STORED DATA -
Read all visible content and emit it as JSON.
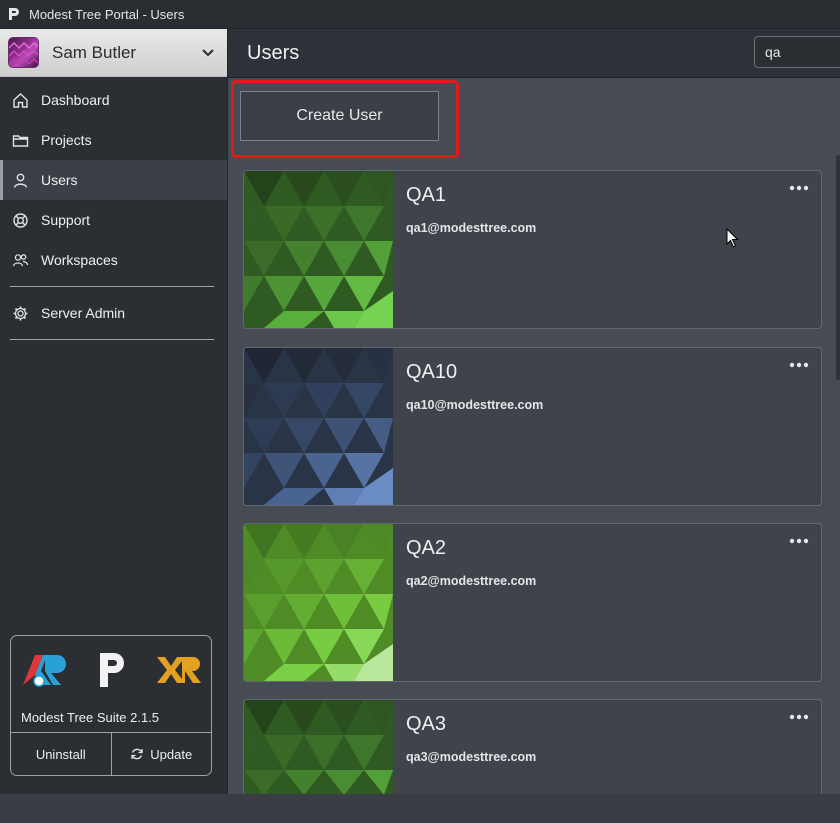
{
  "window": {
    "title": "Modest Tree Portal - Users"
  },
  "user_menu": {
    "name": "Sam Butler"
  },
  "nav": {
    "items": [
      {
        "label": "Dashboard",
        "icon": "home-icon"
      },
      {
        "label": "Projects",
        "icon": "folder-icon"
      },
      {
        "label": "Users",
        "icon": "user-icon",
        "active": true
      },
      {
        "label": "Support",
        "icon": "lifebuoy-icon"
      },
      {
        "label": "Workspaces",
        "icon": "users-icon"
      }
    ],
    "admin": {
      "label": "Server Admin",
      "icon": "gear-icon"
    }
  },
  "suite": {
    "label": "Modest Tree Suite 2.1.5",
    "uninstall_label": "Uninstall",
    "update_label": "Update"
  },
  "header": {
    "title": "Users"
  },
  "search": {
    "value": "qa"
  },
  "toolbar": {
    "create_label": "Create User"
  },
  "users": [
    {
      "name": "QA1",
      "email": "qa1@modesttree.com",
      "theme": "green"
    },
    {
      "name": "QA10",
      "email": "qa10@modesttree.com",
      "theme": "blue"
    },
    {
      "name": "QA2",
      "email": "qa2@modesttree.com",
      "theme": "lime"
    },
    {
      "name": "QA3",
      "email": "qa3@modesttree.com",
      "theme": "green"
    }
  ],
  "colors": {
    "accent_highlight": "#e01b1b",
    "sidebar_bg": "#2b2f34",
    "main_bg": "#474c54",
    "card_bg": "#3f444b"
  }
}
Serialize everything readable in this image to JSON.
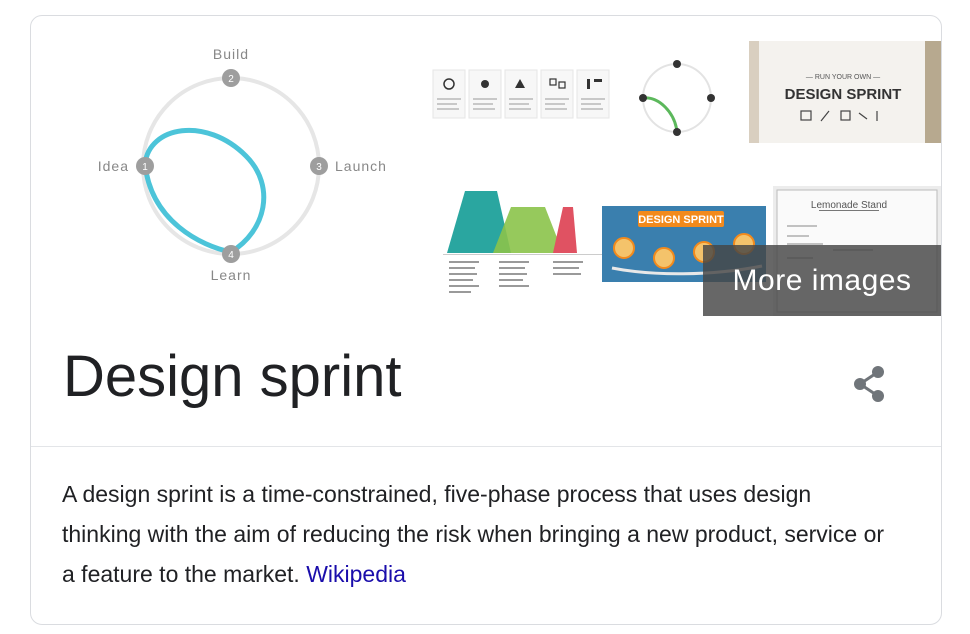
{
  "diagram": {
    "labels": [
      {
        "num": "2",
        "text": "Build"
      },
      {
        "num": "3",
        "text": "Launch"
      },
      {
        "num": "1",
        "text": "Idea"
      },
      {
        "num": "4",
        "text": "Learn"
      }
    ]
  },
  "thumb_b": {
    "heading": "— RUN YOUR OWN —",
    "title": "DESIGN SPRINT"
  },
  "thumb_e": {
    "title": "DESIGN SPRINT"
  },
  "thumb_f": {
    "title": "Lemonade Stand"
  },
  "more_images": "More images",
  "entity": {
    "title": "Design sprint",
    "description": "A design sprint is a time-constrained, five-phase process that uses design thinking with the aim of reducing the risk when bringing a new product, service or a feature to the market. ",
    "source_link": "Wikipedia"
  },
  "colors": {
    "cycle_accent": "#4cc4d9",
    "link": "#1a0dab",
    "text": "#202124",
    "border": "#dadce0"
  }
}
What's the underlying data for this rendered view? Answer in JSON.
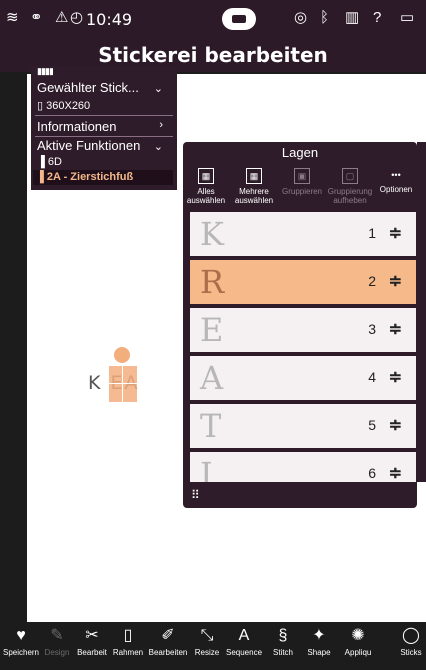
{
  "status": {
    "time": "10:49",
    "icons": [
      "wifi-icon",
      "no-sync-icon",
      "alert-icon",
      "clock-icon",
      "machine-icon",
      "bobbin-icon",
      "bluetooth-icon",
      "book-icon",
      "help-icon",
      "tablet-icon"
    ]
  },
  "title": "Stickerei bearbeiten",
  "info": {
    "design_label": "Gewählter Stick...",
    "hoop_size": "360X260",
    "informationen": "Informationen",
    "aktive": "Aktive Funktionen",
    "needle": "6D",
    "foot": "2A - Zierstichfuß"
  },
  "preview": {
    "text": "K EA"
  },
  "layers": {
    "title": "Lagen",
    "tools": [
      {
        "label": "Alles auswählen",
        "icon": "select-all-icon",
        "enabled": true
      },
      {
        "label": "Mehrere auswählen",
        "icon": "multi-select-icon",
        "enabled": true
      },
      {
        "label": "Gruppieren",
        "icon": "group-icon",
        "enabled": false
      },
      {
        "label": "Gruppierung aufheben",
        "icon": "ungroup-icon",
        "enabled": false
      },
      {
        "label": "Optionen",
        "icon": "more-icon",
        "enabled": true
      }
    ],
    "items": [
      {
        "glyph": "K",
        "num": "1",
        "selected": false
      },
      {
        "glyph": "R",
        "num": "2",
        "selected": true
      },
      {
        "glyph": "E",
        "num": "3",
        "selected": false
      },
      {
        "glyph": "A",
        "num": "4",
        "selected": false
      },
      {
        "glyph": "T",
        "num": "5",
        "selected": false
      },
      {
        "glyph": "I",
        "num": "6",
        "selected": false
      }
    ],
    "drag_glyph": "≑"
  },
  "bottom": [
    {
      "label": "Speichern",
      "icon": "heart-icon",
      "glyph": "♥",
      "enabled": true
    },
    {
      "label": "Design",
      "icon": "design-icon",
      "glyph": "✎",
      "enabled": false
    },
    {
      "label": "Bearbeit",
      "icon": "edit-icon",
      "glyph": "✂",
      "enabled": true
    },
    {
      "label": "Rahmen",
      "icon": "hoop-icon",
      "glyph": "▯",
      "enabled": true
    },
    {
      "label": "Bearbeiten",
      "icon": "edit-stitches-icon",
      "glyph": "✐",
      "enabled": true
    },
    {
      "label": "Resize",
      "icon": "resize-icon",
      "glyph": "⤡",
      "enabled": true
    },
    {
      "label": "Sequence",
      "icon": "sequence-icon",
      "glyph": "A",
      "enabled": true
    },
    {
      "label": "Stitch",
      "icon": "stitch-icon",
      "glyph": "§",
      "enabled": true
    },
    {
      "label": "Shape",
      "icon": "shape-icon",
      "glyph": "✦",
      "enabled": true
    },
    {
      "label": "Appliqu",
      "icon": "applique-icon",
      "glyph": "✺",
      "enabled": true
    },
    {
      "label": "Sticks",
      "icon": "sticks-icon",
      "glyph": "◯",
      "enabled": true
    }
  ]
}
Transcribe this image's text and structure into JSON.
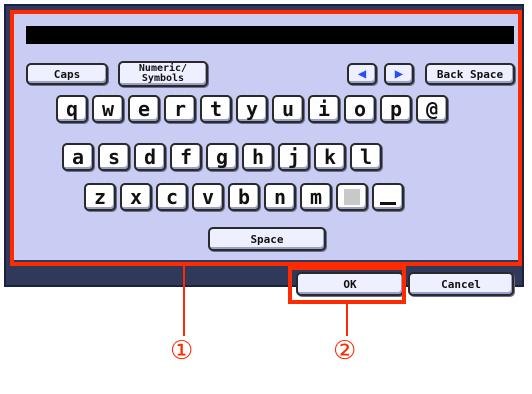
{
  "keyboard": {
    "top_row": {
      "caps": "Caps",
      "numeric_symbols": "Numeric/\nSymbols",
      "left_arrow": "◀",
      "right_arrow": "▶",
      "back_space": "Back Space"
    },
    "rows": [
      [
        "q",
        "w",
        "e",
        "r",
        "t",
        "y",
        "u",
        "i",
        "o",
        "p",
        "@"
      ],
      [
        "a",
        "s",
        "d",
        "f",
        "g",
        "h",
        "j",
        "k",
        "l"
      ],
      [
        "z",
        "x",
        "c",
        "v",
        "b",
        "n",
        "m",
        "",
        ""
      ]
    ],
    "space": "Space"
  },
  "actions": {
    "ok": "OK",
    "cancel": "Cancel"
  },
  "annotations": {
    "callout_1": "①",
    "callout_2": "②",
    "highlight_color": "#ff2a00"
  }
}
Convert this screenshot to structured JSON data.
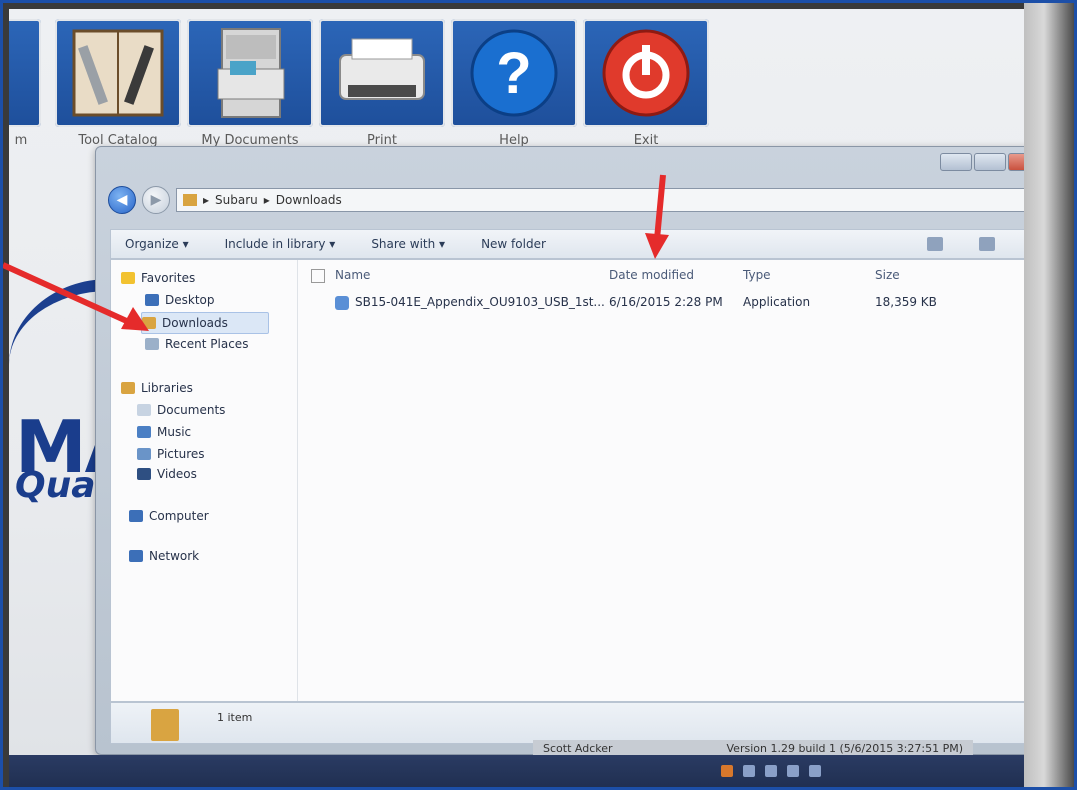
{
  "toolbar": {
    "partial_label": "m",
    "tool_catalog": "Tool Catalog",
    "my_documents": "My Documents",
    "print": "Print",
    "help": "Help",
    "exit": "Exit"
  },
  "logo": {
    "text": "MAS",
    "sub": "Qualit"
  },
  "explorer": {
    "address": {
      "root": "Subaru",
      "sep": "▸",
      "folder": "Downloads",
      "go": "Go"
    },
    "commands": {
      "organize": "Organize ▾",
      "include": "Include in library ▾",
      "share": "Share with ▾",
      "new_folder": "New folder"
    },
    "nav": {
      "favorites": "Favorites",
      "desktop": "Desktop",
      "downloads": "Downloads",
      "recent": "Recent Places",
      "libraries": "Libraries",
      "documents": "Documents",
      "music": "Music",
      "pictures": "Pictures",
      "videos": "Videos",
      "computer": "Computer",
      "network": "Network"
    },
    "columns": {
      "name": "Name",
      "date": "Date modified",
      "type": "Type",
      "size": "Size"
    },
    "file": {
      "name": "SB15-041E_Appendix_OU9103_USB_1st...",
      "date": "6/16/2015 2:28 PM",
      "type": "Application",
      "size": "18,359 KB"
    },
    "status": "1 item"
  },
  "statusbar": {
    "user": "Scott Adcker",
    "version": "Version 1.29 build 1 (5/6/2015 3:27:51 PM)"
  },
  "colors": {
    "accent": "#1e4f9b",
    "arrow": "#e52b2b"
  }
}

EXERCISE TASK - Set the listing down in full and exactly. Pictures within it should not appear in the copy.

TASK ANSWER -
Read all visible content and emit it as JSON.
{
  "window": {
    "title": "Modest Tree Portal - Users"
  },
  "user_menu": {
    "name": "Sam Butler"
  },
  "nav": {
    "items": [
      {
        "label": "Dashboard",
        "icon": "home-icon"
      },
      {
        "label": "Projects",
        "icon": "folder-icon"
      },
      {
        "label": "Users",
        "icon": "user-icon",
        "active": true
      },
      {
        "label": "Support",
        "icon": "lifebuoy-icon"
      },
      {
        "label": "Workspaces",
        "icon": "users-icon"
      }
    ],
    "admin": {
      "label": "Server Admin",
      "icon": "gear-icon"
    }
  },
  "suite": {
    "label": "Modest Tree Suite 2.1.5",
    "uninstall_label": "Uninstall",
    "update_label": "Update"
  },
  "header": {
    "title": "Users"
  },
  "search": {
    "value": "qa"
  },
  "toolbar": {
    "create_label": "Create User"
  },
  "users": [
    {
      "name": "QA1",
      "email": "qa1@modesttree.com",
      "theme": "green"
    },
    {
      "name": "QA10",
      "email": "qa10@modesttree.com",
      "theme": "blue"
    },
    {
      "name": "QA2",
      "email": "qa2@modesttree.com",
      "theme": "lime"
    },
    {
      "name": "QA3",
      "email": "qa3@modesttree.com",
      "theme": "green"
    }
  ],
  "colors": {
    "accent_highlight": "#e01b1b",
    "sidebar_bg": "#2b2f34",
    "main_bg": "#474c54",
    "card_bg": "#3f444b"
  }
}
Serialize everything readable in this image to JSON.
{
  "diagram": {
    "labels": [
      {
        "num": "2",
        "text": "Build"
      },
      {
        "num": "3",
        "text": "Launch"
      },
      {
        "num": "1",
        "text": "Idea"
      },
      {
        "num": "4",
        "text": "Learn"
      }
    ]
  },
  "thumb_b": {
    "heading": "— RUN YOUR OWN —",
    "title": "DESIGN SPRINT"
  },
  "thumb_e": {
    "title": "DESIGN SPRINT"
  },
  "thumb_f": {
    "title": "Lemonade Stand"
  },
  "more_images": "More images",
  "entity": {
    "title": "Design sprint",
    "description": "A design sprint is a time-constrained, five-phase process that uses design thinking with the aim of reducing the risk when bringing a new product, service or a feature to the market. ",
    "source_link": "Wikipedia"
  },
  "colors": {
    "cycle_accent": "#4cc4d9",
    "link": "#1a0dab",
    "text": "#202124",
    "border": "#dadce0"
  }
}
What's the underlying data for this rendered view? Answer in JSON.
{
  "status": {
    "time": "10:49",
    "icons": [
      "wifi-icon",
      "no-sync-icon",
      "alert-icon",
      "clock-icon",
      "machine-icon",
      "bobbin-icon",
      "bluetooth-icon",
      "book-icon",
      "help-icon",
      "tablet-icon"
    ]
  },
  "title": "Stickerei bearbeiten",
  "info": {
    "design_label": "Gewählter Stick...",
    "hoop_size": "360X260",
    "informationen": "Informationen",
    "aktive": "Aktive Funktionen",
    "needle": "6D",
    "foot": "2A - Zierstichfuß"
  },
  "preview": {
    "text": "K EA"
  },
  "layers": {
    "title": "Lagen",
    "tools": [
      {
        "label": "Alles auswählen",
        "icon": "select-all-icon",
        "enabled": true
      },
      {
        "label": "Mehrere auswählen",
        "icon": "multi-select-icon",
        "enabled": true
      },
      {
        "label": "Gruppieren",
        "icon": "group-icon",
        "enabled": false
      },
      {
        "label": "Gruppierung aufheben",
        "icon": "ungroup-icon",
        "enabled": false
      },
      {
        "label": "Optionen",
        "icon": "more-icon",
        "enabled": true
      }
    ],
    "items": [
      {
        "glyph": "K",
        "num": "1",
        "selected": false
      },
      {
        "glyph": "R",
        "num": "2",
        "selected": true
      },
      {
        "glyph": "E",
        "num": "3",
        "selected": false
      },
      {
        "glyph": "A",
        "num": "4",
        "selected": false
      },
      {
        "glyph": "T",
        "num": "5",
        "selected": false
      },
      {
        "glyph": "I",
        "num": "6",
        "selected": false
      }
    ],
    "drag_glyph": "≑"
  },
  "bottom": [
    {
      "label": "Speichern",
      "icon": "heart-icon",
      "glyph": "♥",
      "enabled": true
    },
    {
      "label": "Design",
      "icon": "design-icon",
      "glyph": "✎",
      "enabled": false
    },
    {
      "label": "Bearbeit",
      "icon": "edit-icon",
      "glyph": "✂",
      "enabled": true
    },
    {
      "label": "Rahmen",
      "icon": "hoop-icon",
      "glyph": "▯",
      "enabled": true
    },
    {
      "label": "Bearbeiten",
      "icon": "edit-stitches-icon",
      "glyph": "✐",
      "enabled": true
    },
    {
      "label": "Resize",
      "icon": "resize-icon",
      "glyph": "⤡",
      "enabled": true
    },
    {
      "label": "Sequence",
      "icon": "sequence-icon",
      "glyph": "A",
      "enabled": true
    },
    {
      "label": "Stitch",
      "icon": "stitch-icon",
      "glyph": "§",
      "enabled": true
    },
    {
      "label": "Shape",
      "icon": "shape-icon",
      "glyph": "✦",
      "enabled": true
    },
    {
      "label": "Appliqu",
      "icon": "applique-icon",
      "glyph": "✺",
      "enabled": true
    },
    {
      "label": "Sticks",
      "icon": "sticks-icon",
      "glyph": "◯",
      "enabled": true
    }
  ]
}
Transcribe this image's text and structure into JSON.
{
  "keyboard": {
    "top_row": {
      "caps": "Caps",
      "numeric_symbols": "Numeric/\nSymbols",
      "left_arrow": "◀",
      "right_arrow": "▶",
      "back_space": "Back Space"
    },
    "rows": [
      [
        "q",
        "w",
        "e",
        "r",
        "t",
        "y",
        "u",
        "i",
        "o",
        "p",
        "@"
      ],
      [
        "a",
        "s",
        "d",
        "f",
        "g",
        "h",
        "j",
        "k",
        "l"
      ],
      [
        "z",
        "x",
        "c",
        "v",
        "b",
        "n",
        "m",
        "",
        ""
      ]
    ],
    "space": "Space"
  },
  "actions": {
    "ok": "OK",
    "cancel": "Cancel"
  },
  "annotations": {
    "callout_1": "①",
    "callout_2": "②",
    "highlight_color": "#ff2a00"
  }
}
Convert this screenshot to structured JSON data.
{
  "toolbar": {
    "partial_label": "m",
    "tool_catalog": "Tool Catalog",
    "my_documents": "My Documents",
    "print": "Print",
    "help": "Help",
    "exit": "Exit"
  },
  "logo": {
    "text": "MAS",
    "sub": "Qualit"
  },
  "explorer": {
    "address": {
      "root": "Subaru",
      "sep": "▸",
      "folder": "Downloads",
      "go": "Go"
    },
    "commands": {
      "organize": "Organize ▾",
      "include": "Include in library ▾",
      "share": "Share with ▾",
      "new_folder": "New folder"
    },
    "nav": {
      "favorites": "Favorites",
      "desktop": "Desktop",
      "downloads": "Downloads",
      "recent": "Recent Places",
      "libraries": "Libraries",
      "documents": "Documents",
      "music": "Music",
      "pictures": "Pictures",
      "videos": "Videos",
      "computer": "Computer",
      "network": "Network"
    },
    "columns": {
      "name": "Name",
      "date": "Date modified",
      "type": "Type",
      "size": "Size"
    },
    "file": {
      "name": "SB15-041E_Appendix_OU9103_USB_1st...",
      "date": "6/16/2015 2:28 PM",
      "type": "Application",
      "size": "18,359 KB"
    },
    "status": "1 item"
  },
  "statusbar": {
    "user": "Scott Adcker",
    "version": "Version 1.29 build 1 (5/6/2015 3:27:51 PM)"
  },
  "colors": {
    "accent": "#1e4f9b",
    "arrow": "#e52b2b"
  }
}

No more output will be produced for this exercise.